- _Instruction_: Pull out each line of the data that includes the word "вниз".

Saved data entries

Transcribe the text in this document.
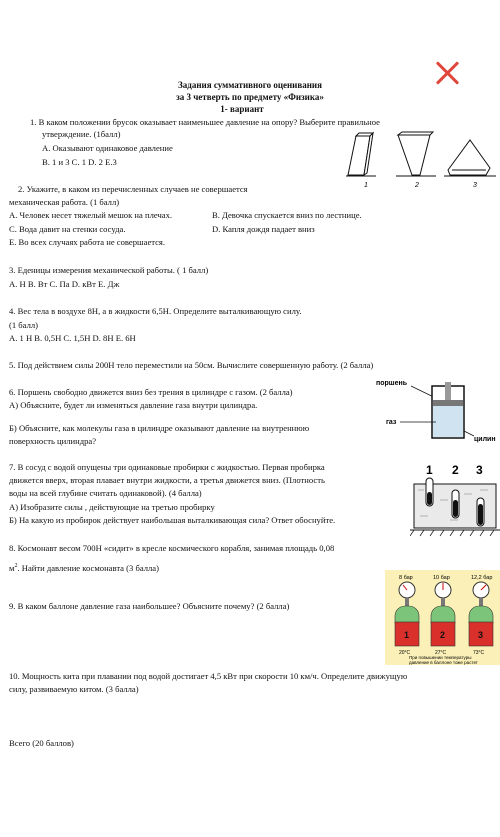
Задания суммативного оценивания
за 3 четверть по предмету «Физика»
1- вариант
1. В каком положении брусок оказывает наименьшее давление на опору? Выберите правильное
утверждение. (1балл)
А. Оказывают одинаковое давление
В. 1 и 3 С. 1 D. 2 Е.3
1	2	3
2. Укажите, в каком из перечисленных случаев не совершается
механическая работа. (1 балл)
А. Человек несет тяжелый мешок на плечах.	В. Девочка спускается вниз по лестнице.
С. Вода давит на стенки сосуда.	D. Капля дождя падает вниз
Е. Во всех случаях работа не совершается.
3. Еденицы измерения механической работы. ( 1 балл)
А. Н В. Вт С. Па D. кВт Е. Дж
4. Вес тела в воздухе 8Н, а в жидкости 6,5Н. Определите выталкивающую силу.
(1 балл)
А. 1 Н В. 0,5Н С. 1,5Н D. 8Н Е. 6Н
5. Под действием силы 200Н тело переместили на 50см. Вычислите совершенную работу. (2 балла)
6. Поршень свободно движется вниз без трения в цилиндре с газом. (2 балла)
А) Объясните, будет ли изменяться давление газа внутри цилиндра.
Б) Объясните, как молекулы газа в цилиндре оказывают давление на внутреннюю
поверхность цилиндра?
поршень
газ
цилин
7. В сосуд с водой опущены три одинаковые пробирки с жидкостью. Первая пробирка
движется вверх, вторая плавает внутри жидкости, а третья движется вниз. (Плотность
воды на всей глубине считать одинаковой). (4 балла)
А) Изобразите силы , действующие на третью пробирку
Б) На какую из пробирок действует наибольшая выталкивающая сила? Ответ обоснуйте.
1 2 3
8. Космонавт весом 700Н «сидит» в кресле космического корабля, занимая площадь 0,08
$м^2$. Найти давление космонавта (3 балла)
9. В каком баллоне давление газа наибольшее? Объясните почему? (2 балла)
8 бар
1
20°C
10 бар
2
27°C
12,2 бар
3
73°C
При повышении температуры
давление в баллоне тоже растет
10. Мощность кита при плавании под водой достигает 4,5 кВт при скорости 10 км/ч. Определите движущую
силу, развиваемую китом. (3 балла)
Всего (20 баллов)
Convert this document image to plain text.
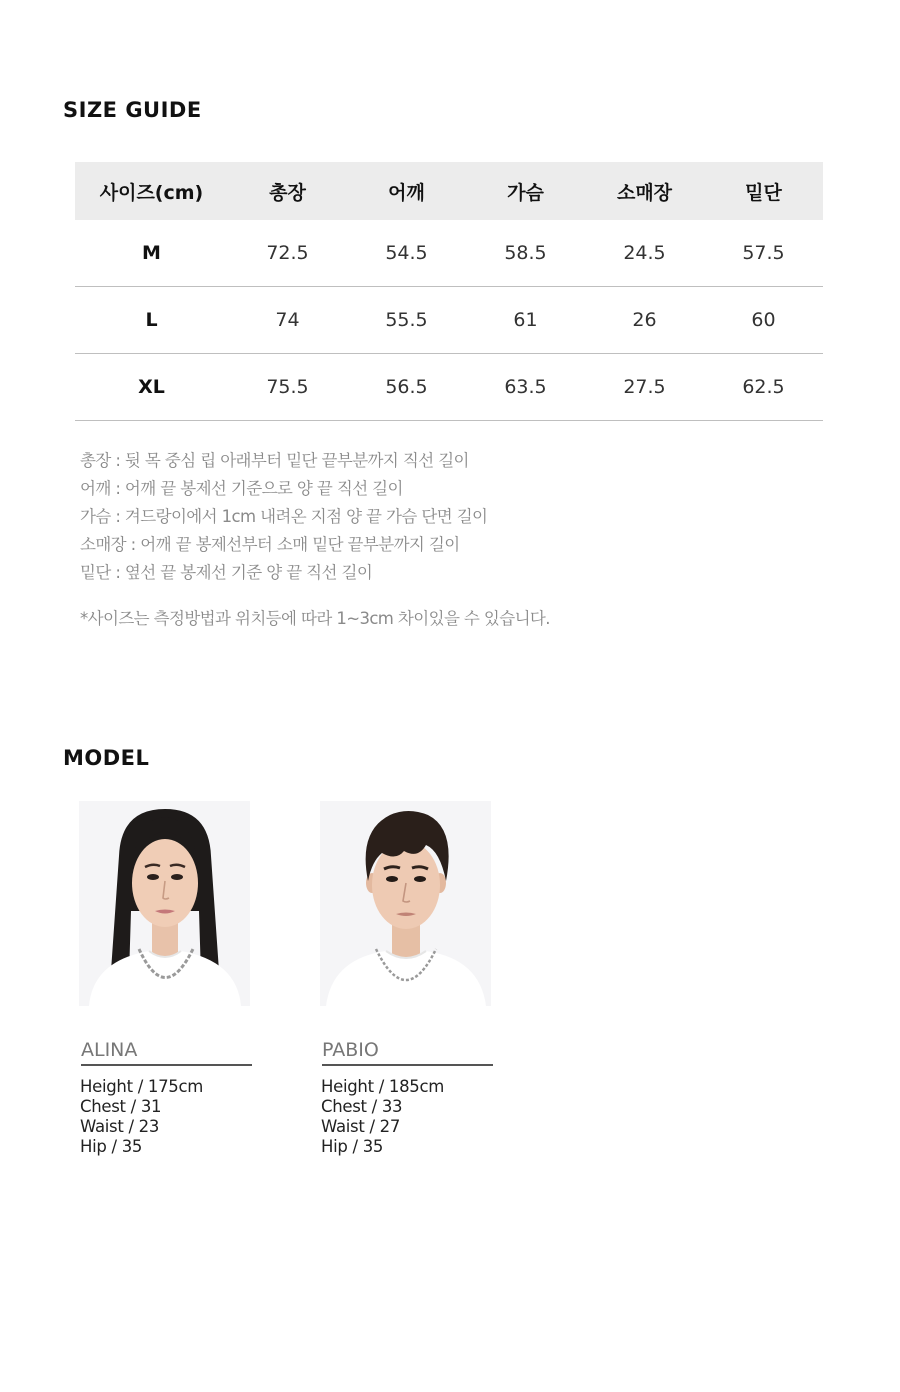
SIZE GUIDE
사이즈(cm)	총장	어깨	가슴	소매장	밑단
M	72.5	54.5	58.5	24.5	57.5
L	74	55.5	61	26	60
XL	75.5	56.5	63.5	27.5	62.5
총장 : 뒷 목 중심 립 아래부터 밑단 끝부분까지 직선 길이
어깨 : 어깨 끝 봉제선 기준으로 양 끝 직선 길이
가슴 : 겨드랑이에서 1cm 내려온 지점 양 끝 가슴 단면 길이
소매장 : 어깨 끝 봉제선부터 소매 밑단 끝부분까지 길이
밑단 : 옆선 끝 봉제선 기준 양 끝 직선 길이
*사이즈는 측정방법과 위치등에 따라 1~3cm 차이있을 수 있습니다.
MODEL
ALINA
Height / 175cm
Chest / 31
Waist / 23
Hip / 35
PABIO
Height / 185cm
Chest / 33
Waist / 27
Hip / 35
---
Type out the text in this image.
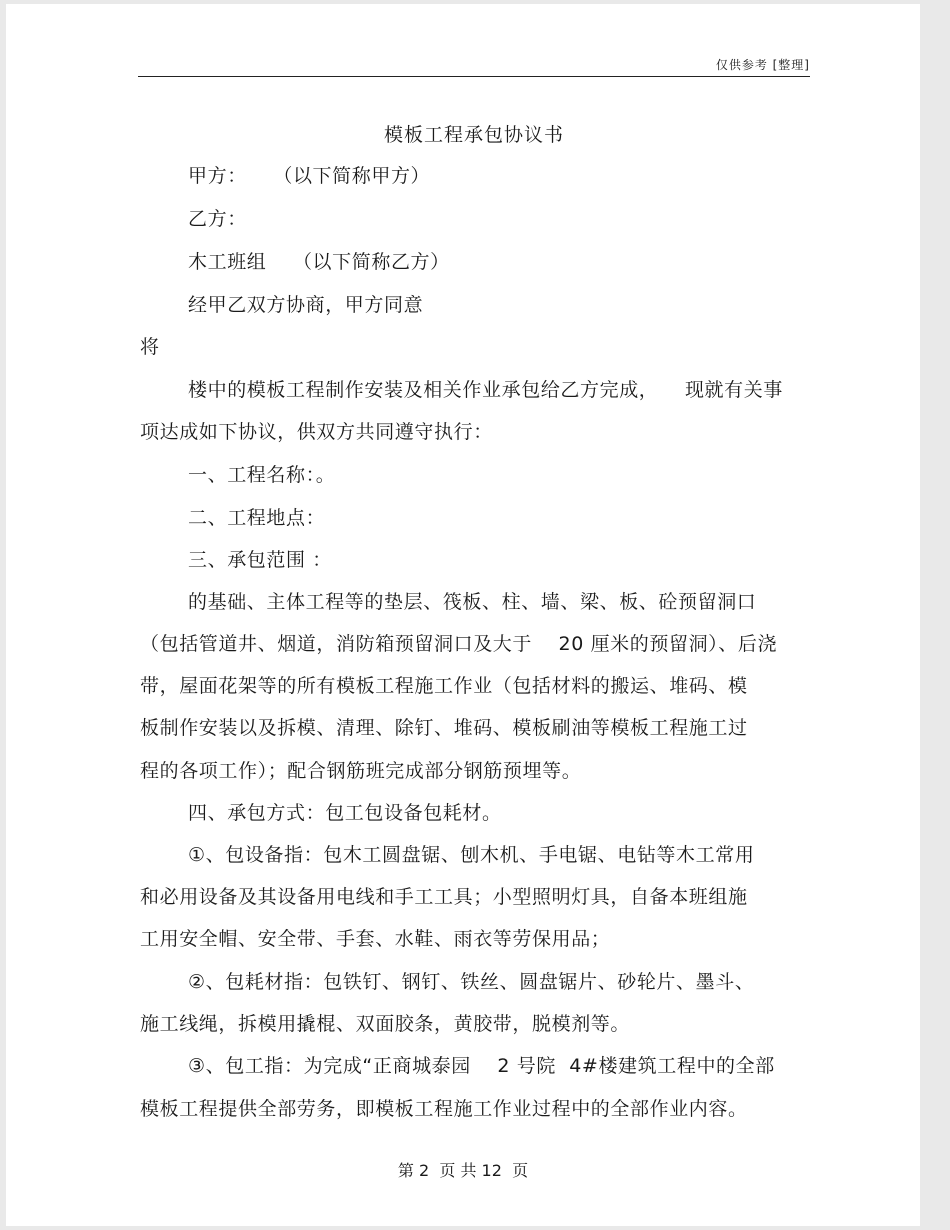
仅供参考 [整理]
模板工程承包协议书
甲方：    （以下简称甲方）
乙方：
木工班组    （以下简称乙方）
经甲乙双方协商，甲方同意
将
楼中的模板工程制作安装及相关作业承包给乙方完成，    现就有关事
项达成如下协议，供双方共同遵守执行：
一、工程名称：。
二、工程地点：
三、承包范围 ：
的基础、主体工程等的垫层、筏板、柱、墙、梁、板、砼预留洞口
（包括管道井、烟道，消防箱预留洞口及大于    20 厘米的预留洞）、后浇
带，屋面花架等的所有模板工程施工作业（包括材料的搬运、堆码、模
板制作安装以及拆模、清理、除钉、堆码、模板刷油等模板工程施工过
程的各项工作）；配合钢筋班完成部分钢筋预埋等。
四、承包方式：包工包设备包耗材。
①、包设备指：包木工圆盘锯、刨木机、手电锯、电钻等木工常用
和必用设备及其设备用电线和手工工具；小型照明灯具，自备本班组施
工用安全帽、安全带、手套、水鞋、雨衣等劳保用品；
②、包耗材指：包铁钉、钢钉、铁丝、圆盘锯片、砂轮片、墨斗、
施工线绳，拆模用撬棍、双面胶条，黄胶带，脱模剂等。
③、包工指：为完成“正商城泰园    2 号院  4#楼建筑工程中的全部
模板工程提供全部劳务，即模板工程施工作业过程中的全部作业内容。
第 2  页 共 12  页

- _Problem solution_:
А. Человек несет тяжелый мешок на плечах.	В. Девочка спускается вниз по лестнице.
С. Вода давит на стенки сосуда.	D. Капля дождя падает вниз
6. Поршень свободно движется вниз без трения в цилиндре с газом. (2 балла)
движется вверх, вторая плавает внутри жидкости, а третья движется вниз. (Плотность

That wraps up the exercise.